Set task » Go through the records and extract every line with the word "subtitle".

Records provided »
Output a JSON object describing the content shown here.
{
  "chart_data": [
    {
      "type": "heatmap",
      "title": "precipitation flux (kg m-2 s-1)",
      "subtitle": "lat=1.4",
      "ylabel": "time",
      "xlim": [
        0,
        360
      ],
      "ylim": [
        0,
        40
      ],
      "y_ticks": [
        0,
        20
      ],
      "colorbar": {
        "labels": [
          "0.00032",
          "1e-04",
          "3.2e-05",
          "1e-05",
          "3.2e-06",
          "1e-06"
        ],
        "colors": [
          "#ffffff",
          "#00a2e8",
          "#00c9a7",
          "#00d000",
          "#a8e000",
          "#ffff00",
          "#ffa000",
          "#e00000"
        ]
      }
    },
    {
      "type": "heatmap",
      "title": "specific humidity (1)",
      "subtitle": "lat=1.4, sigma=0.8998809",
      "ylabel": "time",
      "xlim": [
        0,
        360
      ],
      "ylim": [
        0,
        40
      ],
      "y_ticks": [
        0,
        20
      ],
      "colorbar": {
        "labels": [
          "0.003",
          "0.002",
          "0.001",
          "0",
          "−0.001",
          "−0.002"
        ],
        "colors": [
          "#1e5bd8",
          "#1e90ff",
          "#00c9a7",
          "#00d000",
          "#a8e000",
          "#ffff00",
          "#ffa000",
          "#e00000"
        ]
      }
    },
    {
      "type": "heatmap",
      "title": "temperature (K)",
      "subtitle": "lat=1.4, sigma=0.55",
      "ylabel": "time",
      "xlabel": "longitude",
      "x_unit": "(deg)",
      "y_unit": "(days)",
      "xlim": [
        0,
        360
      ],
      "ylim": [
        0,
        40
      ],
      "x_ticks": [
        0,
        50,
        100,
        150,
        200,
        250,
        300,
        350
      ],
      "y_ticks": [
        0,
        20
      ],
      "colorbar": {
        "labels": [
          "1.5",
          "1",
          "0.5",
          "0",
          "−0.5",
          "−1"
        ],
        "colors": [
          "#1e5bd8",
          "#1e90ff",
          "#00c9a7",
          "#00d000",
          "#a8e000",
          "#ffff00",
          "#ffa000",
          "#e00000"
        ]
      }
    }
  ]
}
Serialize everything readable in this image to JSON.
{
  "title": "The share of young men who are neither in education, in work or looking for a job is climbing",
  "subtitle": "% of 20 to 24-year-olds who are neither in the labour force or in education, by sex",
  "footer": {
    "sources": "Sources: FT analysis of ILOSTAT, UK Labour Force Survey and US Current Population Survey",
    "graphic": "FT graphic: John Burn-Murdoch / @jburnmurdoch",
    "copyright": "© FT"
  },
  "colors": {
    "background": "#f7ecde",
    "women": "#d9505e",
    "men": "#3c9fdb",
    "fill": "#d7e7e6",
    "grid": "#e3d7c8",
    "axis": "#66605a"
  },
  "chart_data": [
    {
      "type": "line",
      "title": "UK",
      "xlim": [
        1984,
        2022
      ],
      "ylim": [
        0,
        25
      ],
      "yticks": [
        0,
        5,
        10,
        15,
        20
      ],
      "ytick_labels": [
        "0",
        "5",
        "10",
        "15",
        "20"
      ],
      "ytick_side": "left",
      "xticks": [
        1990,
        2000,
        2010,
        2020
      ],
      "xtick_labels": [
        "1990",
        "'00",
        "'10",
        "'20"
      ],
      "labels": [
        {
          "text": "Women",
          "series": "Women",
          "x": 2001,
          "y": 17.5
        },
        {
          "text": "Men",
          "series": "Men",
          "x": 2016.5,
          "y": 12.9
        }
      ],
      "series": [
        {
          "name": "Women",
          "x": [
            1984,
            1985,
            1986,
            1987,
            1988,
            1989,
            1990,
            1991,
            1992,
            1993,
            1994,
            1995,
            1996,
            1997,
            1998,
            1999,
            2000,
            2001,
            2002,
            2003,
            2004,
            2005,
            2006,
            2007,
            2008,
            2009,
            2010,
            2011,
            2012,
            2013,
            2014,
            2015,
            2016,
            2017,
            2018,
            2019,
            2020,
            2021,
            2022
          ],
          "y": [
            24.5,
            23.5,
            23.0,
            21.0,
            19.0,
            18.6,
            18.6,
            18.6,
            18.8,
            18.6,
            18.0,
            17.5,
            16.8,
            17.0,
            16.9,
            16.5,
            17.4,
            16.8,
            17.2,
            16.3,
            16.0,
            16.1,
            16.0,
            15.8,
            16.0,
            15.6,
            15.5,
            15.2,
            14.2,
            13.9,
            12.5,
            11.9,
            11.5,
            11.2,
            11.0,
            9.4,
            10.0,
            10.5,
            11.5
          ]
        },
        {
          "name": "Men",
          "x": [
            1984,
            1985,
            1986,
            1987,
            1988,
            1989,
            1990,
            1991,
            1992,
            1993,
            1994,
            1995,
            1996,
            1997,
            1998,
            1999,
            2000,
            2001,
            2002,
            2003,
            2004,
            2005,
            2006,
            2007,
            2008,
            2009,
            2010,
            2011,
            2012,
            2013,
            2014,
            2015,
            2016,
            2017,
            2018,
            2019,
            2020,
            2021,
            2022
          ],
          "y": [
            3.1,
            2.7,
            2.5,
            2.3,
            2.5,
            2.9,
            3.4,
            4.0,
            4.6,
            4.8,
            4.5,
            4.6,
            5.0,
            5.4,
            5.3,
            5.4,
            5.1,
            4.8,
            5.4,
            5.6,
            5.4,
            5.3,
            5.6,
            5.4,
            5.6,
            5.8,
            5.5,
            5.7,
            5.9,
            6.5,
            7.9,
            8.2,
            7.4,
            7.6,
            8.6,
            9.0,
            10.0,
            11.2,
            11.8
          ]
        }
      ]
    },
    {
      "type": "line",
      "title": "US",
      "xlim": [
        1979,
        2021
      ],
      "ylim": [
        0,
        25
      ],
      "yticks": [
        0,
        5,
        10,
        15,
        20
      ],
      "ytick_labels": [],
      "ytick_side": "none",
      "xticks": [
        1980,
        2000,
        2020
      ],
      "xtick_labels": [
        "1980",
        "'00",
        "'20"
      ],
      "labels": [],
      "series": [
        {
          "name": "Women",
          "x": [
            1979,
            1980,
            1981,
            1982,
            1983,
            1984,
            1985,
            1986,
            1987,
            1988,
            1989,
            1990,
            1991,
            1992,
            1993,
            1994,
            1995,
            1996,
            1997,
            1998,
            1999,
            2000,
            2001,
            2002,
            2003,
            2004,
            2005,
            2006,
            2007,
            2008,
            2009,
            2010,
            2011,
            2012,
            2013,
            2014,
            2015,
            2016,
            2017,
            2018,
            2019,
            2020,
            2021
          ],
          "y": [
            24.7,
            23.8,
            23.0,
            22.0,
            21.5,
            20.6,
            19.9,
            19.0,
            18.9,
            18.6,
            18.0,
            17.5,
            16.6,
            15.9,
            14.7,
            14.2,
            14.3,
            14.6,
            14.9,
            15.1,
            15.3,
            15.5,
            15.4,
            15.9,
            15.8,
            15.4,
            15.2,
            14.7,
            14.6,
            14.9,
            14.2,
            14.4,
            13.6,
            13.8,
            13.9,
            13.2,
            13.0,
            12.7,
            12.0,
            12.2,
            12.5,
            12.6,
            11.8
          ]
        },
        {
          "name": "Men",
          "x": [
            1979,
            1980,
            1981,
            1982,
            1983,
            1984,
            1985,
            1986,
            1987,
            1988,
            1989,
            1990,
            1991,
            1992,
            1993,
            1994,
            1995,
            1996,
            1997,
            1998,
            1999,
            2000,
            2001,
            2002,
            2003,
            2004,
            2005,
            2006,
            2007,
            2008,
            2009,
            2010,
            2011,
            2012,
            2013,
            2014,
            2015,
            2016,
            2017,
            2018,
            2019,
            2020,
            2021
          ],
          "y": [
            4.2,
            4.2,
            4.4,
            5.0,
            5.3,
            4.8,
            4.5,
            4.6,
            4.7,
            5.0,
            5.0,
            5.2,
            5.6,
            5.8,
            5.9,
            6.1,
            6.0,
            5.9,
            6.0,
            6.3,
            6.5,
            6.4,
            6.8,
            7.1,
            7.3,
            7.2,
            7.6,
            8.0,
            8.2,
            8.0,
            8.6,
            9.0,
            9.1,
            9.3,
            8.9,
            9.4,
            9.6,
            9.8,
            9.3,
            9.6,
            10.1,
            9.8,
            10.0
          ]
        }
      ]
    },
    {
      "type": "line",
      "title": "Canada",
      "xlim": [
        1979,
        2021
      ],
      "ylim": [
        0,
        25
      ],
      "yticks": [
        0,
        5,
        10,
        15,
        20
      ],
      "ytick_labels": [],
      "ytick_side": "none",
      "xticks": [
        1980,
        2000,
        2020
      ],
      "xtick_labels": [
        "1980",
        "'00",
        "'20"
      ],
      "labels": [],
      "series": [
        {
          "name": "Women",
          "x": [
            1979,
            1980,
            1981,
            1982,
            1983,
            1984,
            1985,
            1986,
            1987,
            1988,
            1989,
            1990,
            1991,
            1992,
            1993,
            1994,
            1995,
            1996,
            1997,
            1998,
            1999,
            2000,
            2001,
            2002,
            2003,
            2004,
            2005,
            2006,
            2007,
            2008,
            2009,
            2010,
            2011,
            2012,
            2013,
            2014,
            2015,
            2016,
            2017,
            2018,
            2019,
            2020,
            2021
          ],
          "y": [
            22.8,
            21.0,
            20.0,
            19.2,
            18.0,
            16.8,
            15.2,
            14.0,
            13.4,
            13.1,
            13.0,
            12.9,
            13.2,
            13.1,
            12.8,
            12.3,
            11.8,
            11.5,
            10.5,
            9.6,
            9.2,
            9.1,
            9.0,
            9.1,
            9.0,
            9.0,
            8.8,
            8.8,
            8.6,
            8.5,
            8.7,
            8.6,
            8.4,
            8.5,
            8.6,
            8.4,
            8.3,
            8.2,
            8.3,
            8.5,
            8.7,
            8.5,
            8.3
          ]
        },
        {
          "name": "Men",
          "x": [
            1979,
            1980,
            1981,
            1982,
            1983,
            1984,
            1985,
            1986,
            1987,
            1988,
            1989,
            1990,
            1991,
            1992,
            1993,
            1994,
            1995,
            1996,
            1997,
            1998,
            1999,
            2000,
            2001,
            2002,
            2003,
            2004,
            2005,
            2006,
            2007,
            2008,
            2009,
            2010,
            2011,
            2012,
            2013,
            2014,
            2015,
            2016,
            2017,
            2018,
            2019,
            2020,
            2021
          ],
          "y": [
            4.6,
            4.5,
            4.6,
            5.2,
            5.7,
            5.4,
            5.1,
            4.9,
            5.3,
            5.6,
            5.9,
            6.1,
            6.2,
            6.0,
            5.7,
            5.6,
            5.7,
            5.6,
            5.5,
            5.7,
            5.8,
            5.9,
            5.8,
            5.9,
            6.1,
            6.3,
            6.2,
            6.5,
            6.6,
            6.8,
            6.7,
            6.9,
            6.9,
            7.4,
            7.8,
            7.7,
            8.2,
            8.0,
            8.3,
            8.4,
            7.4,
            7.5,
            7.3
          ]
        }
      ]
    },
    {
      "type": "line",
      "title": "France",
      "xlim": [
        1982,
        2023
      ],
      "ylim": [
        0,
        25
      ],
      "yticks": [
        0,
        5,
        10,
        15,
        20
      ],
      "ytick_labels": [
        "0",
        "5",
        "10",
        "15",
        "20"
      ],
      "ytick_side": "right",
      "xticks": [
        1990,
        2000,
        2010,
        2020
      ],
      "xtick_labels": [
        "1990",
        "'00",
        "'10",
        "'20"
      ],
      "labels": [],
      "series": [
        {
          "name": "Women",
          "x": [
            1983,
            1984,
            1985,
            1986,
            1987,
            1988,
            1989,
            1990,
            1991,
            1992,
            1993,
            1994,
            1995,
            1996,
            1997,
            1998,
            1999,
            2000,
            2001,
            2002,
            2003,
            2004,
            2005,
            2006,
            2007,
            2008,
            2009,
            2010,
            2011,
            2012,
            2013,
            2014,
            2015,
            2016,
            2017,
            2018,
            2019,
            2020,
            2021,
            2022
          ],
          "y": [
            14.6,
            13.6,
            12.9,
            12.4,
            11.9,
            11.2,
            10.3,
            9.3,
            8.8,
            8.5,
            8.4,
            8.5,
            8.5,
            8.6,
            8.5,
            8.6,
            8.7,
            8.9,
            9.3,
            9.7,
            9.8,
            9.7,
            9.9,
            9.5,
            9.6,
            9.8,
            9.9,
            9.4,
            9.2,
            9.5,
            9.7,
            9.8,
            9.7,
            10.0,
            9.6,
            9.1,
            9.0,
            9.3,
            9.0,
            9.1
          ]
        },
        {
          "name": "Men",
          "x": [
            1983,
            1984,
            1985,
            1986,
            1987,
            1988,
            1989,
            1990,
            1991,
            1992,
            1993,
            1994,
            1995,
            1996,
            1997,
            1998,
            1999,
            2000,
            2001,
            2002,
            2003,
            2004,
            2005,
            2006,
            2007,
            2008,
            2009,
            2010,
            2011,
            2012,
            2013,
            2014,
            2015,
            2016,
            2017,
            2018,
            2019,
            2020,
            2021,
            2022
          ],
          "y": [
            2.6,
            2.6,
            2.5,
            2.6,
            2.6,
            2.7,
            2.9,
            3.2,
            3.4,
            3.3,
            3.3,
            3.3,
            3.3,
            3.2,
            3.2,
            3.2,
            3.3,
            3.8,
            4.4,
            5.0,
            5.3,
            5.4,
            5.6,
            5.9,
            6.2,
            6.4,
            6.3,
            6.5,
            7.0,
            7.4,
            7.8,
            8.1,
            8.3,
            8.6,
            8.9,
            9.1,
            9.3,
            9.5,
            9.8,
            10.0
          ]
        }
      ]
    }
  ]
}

The response »
      "subtitle": "lat=1.4",
      "subtitle": "lat=1.4, sigma=0.8998809",
      "subtitle": "lat=1.4, sigma=0.55",
  "subtitle": "% of 20 to 24-year-olds who are neither in the labour force or in education, by sex",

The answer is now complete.